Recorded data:
►
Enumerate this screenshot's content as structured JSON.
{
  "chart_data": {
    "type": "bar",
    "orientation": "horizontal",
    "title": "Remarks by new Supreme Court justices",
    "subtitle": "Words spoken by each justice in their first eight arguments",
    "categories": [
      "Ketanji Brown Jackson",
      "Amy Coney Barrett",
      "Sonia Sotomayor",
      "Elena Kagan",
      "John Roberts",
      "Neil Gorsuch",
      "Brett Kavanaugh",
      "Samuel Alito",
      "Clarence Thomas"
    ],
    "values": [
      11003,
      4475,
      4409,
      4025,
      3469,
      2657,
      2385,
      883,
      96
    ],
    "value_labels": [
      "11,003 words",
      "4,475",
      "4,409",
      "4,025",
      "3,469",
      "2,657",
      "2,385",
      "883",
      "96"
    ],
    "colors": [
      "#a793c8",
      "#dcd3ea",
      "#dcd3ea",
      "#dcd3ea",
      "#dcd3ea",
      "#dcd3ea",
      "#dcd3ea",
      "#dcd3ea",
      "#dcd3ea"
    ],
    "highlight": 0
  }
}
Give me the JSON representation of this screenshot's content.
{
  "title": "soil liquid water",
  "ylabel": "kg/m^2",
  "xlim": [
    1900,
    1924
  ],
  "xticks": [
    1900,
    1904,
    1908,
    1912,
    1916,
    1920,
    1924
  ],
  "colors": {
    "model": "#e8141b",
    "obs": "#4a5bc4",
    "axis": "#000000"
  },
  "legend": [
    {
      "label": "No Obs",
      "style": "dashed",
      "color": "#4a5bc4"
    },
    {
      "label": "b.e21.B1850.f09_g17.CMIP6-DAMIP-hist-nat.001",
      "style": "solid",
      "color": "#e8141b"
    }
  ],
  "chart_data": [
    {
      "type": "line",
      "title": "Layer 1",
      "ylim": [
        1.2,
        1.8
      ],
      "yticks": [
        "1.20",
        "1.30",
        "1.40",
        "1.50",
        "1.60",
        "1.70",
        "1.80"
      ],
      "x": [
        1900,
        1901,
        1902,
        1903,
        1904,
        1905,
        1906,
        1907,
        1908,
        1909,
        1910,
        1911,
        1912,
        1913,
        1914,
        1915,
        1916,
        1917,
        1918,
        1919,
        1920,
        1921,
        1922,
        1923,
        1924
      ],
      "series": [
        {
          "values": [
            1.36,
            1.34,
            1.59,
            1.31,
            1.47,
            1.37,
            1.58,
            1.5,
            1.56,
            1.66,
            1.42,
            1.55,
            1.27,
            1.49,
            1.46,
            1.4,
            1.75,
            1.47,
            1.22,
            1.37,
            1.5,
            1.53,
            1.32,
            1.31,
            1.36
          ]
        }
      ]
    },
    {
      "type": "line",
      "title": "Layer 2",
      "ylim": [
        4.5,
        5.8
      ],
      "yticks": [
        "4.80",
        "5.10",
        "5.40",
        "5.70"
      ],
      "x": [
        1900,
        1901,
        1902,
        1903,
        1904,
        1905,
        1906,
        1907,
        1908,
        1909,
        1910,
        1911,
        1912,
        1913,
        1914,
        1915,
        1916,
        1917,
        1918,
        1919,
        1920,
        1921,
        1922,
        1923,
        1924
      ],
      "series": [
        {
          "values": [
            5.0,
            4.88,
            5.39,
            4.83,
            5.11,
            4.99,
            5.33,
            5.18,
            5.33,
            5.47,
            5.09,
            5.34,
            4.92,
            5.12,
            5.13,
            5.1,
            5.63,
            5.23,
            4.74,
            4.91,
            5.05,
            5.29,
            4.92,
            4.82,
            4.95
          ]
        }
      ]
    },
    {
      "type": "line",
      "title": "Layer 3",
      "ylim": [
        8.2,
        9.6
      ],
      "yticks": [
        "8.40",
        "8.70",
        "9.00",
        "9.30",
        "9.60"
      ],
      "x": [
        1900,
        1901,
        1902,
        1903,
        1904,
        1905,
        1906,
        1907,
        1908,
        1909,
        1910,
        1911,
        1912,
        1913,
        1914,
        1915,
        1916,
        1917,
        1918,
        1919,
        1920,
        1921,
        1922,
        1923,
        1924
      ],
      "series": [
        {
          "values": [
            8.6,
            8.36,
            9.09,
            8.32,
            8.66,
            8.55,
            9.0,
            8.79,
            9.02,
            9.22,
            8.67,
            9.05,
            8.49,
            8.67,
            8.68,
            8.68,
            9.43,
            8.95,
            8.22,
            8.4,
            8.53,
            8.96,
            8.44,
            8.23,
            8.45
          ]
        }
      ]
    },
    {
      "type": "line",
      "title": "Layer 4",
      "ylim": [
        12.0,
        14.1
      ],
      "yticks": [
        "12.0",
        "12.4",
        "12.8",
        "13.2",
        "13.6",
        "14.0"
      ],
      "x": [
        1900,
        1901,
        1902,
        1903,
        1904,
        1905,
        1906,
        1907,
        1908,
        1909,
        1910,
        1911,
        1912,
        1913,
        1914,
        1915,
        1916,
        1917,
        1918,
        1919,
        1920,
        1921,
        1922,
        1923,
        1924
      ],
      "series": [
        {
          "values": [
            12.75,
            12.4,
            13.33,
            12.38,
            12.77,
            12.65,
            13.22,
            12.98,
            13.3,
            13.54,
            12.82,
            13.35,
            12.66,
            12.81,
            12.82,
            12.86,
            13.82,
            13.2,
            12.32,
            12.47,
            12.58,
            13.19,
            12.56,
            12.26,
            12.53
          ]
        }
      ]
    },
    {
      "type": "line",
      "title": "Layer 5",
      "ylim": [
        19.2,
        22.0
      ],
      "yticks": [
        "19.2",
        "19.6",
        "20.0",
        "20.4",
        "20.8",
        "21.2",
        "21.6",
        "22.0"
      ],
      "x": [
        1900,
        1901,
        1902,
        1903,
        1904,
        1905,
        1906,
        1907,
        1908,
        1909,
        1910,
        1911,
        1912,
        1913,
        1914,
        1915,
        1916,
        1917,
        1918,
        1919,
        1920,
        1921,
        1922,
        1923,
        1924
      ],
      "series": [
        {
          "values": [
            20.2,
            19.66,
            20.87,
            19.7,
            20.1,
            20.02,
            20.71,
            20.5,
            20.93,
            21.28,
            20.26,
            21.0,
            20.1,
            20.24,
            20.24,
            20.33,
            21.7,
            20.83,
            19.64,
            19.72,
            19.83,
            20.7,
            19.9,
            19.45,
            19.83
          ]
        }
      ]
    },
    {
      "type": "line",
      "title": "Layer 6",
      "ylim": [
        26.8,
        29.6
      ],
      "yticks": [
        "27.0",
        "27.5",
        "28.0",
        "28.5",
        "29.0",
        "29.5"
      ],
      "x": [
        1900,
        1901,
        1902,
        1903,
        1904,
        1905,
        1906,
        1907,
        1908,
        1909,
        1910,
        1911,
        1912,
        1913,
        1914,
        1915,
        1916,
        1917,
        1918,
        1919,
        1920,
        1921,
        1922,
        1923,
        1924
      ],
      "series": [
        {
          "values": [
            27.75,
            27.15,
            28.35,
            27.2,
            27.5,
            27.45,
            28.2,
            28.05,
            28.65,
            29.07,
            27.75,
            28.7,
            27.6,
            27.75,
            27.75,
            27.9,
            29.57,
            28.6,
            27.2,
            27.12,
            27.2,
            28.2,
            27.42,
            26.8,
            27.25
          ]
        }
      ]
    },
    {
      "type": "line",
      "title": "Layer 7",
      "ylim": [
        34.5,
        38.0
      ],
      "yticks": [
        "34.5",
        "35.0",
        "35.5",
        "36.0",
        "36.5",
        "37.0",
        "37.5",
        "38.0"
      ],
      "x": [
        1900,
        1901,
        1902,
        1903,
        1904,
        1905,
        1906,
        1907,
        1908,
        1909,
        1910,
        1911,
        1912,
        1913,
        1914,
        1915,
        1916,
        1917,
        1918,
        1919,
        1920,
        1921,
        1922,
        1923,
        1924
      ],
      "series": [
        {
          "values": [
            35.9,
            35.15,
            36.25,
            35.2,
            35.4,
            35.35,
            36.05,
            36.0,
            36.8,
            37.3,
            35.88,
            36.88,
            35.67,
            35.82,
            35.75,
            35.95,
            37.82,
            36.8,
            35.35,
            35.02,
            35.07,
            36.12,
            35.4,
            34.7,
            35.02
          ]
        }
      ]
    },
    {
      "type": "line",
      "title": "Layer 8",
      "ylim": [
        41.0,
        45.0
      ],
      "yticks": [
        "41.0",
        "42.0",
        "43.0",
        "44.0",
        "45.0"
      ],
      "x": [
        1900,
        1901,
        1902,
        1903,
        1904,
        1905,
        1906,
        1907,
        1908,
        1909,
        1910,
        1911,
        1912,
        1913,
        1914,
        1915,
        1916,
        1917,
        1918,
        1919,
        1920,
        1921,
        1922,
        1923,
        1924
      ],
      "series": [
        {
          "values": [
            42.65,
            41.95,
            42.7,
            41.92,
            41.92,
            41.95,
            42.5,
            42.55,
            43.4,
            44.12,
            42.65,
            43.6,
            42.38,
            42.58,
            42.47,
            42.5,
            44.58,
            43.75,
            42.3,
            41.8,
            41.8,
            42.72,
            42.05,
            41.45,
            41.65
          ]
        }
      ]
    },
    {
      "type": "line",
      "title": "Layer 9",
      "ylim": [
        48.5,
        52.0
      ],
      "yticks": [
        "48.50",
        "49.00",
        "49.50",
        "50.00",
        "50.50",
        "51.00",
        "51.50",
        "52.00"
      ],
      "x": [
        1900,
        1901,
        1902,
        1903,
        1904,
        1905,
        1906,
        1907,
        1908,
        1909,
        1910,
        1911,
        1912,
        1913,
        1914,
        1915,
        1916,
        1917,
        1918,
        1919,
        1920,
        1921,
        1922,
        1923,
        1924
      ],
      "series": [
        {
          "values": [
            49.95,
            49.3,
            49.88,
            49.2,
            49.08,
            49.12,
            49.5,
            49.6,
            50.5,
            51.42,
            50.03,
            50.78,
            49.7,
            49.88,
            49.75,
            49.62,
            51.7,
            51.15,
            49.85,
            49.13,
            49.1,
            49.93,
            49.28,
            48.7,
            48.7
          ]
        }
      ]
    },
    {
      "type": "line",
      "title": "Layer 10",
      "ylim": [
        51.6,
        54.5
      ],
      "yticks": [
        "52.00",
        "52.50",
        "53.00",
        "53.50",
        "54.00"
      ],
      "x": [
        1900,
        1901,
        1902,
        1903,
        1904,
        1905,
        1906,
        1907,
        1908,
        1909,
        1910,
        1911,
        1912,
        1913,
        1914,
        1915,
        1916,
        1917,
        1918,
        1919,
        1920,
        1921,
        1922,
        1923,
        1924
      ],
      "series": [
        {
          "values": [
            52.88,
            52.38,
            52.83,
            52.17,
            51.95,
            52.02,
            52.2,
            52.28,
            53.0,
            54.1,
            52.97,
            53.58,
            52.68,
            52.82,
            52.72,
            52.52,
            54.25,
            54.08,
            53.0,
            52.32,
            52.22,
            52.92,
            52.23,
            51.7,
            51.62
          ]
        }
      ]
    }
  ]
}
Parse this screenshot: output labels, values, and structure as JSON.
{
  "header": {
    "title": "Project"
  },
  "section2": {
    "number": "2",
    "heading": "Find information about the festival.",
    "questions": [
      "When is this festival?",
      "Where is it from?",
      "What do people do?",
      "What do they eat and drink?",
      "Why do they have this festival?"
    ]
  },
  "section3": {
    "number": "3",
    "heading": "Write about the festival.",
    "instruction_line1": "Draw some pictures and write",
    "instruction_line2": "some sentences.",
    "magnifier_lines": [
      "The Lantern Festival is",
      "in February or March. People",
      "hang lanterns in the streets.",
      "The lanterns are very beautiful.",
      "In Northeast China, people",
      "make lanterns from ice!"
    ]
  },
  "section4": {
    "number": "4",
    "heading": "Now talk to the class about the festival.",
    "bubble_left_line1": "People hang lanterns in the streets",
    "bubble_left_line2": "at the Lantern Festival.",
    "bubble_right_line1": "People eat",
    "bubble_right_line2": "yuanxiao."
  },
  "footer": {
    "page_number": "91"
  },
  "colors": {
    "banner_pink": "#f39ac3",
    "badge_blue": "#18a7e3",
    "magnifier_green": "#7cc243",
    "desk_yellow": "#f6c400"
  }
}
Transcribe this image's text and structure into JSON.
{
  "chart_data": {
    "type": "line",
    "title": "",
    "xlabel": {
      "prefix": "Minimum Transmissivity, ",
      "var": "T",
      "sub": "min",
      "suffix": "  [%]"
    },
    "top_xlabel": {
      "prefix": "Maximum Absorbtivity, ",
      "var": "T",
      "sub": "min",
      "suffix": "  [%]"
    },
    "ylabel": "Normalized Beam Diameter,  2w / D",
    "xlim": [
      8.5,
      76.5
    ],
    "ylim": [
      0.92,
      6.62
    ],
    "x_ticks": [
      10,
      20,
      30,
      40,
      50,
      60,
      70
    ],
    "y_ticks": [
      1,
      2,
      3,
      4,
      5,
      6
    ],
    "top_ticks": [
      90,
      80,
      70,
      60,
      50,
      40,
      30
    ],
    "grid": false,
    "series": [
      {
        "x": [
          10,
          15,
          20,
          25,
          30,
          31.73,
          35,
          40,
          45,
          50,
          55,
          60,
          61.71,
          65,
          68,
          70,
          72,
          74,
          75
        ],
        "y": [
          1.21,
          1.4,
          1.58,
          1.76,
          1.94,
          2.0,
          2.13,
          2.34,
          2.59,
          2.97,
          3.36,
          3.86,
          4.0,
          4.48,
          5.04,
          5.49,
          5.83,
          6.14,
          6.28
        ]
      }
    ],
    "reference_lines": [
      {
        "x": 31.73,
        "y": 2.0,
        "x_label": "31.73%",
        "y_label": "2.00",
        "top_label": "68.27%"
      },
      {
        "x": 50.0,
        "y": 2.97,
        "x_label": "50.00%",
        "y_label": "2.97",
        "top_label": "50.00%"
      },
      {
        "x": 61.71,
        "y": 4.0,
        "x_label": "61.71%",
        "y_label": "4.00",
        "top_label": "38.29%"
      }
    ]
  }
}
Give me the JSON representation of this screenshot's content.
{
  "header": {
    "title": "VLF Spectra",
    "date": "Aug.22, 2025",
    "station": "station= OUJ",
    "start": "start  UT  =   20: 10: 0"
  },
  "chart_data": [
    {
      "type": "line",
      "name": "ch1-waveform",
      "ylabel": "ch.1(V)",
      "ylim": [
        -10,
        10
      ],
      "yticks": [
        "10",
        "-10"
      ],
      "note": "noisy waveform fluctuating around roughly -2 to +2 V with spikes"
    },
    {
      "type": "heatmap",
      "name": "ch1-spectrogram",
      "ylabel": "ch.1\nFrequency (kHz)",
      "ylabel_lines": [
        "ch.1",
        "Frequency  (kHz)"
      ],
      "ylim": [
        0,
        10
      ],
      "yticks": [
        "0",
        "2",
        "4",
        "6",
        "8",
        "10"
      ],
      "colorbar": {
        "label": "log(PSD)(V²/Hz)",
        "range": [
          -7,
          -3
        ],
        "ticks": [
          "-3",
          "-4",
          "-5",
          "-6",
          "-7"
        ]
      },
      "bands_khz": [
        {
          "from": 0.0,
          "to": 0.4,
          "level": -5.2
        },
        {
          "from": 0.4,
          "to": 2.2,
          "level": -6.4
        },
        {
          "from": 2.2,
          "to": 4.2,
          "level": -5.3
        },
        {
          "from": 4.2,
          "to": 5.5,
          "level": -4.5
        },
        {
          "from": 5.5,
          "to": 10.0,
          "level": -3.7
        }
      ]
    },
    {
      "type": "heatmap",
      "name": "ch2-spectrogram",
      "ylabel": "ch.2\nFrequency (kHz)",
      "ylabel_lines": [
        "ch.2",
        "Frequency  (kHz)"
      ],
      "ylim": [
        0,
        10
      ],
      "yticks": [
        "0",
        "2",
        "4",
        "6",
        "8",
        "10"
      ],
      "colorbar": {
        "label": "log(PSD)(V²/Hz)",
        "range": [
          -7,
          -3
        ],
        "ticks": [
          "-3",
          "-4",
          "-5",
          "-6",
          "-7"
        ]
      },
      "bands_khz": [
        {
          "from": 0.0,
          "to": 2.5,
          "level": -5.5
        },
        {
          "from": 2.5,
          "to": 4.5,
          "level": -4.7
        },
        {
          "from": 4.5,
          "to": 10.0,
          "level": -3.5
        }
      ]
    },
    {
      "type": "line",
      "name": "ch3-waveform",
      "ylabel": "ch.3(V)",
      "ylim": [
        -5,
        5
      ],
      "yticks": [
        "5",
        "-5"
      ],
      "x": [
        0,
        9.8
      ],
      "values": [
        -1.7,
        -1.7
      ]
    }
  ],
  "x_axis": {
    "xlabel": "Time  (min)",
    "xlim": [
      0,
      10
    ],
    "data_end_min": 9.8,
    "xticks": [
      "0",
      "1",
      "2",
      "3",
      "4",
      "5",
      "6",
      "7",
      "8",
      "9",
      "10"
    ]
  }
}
◄
## TASK STATEMENT
Where a line in the material above holds "from", copy that line.

## CORRECT RESPONSE
      "Where is it from?",
      "make lanterns from ice!"
          "from": 0.0,
          "from": 0.4,
          "from": 2.2,
          "from": 4.2,
          "from": 5.5,
          "from": 0.0,
          "from": 2.5,
          "from": 4.5,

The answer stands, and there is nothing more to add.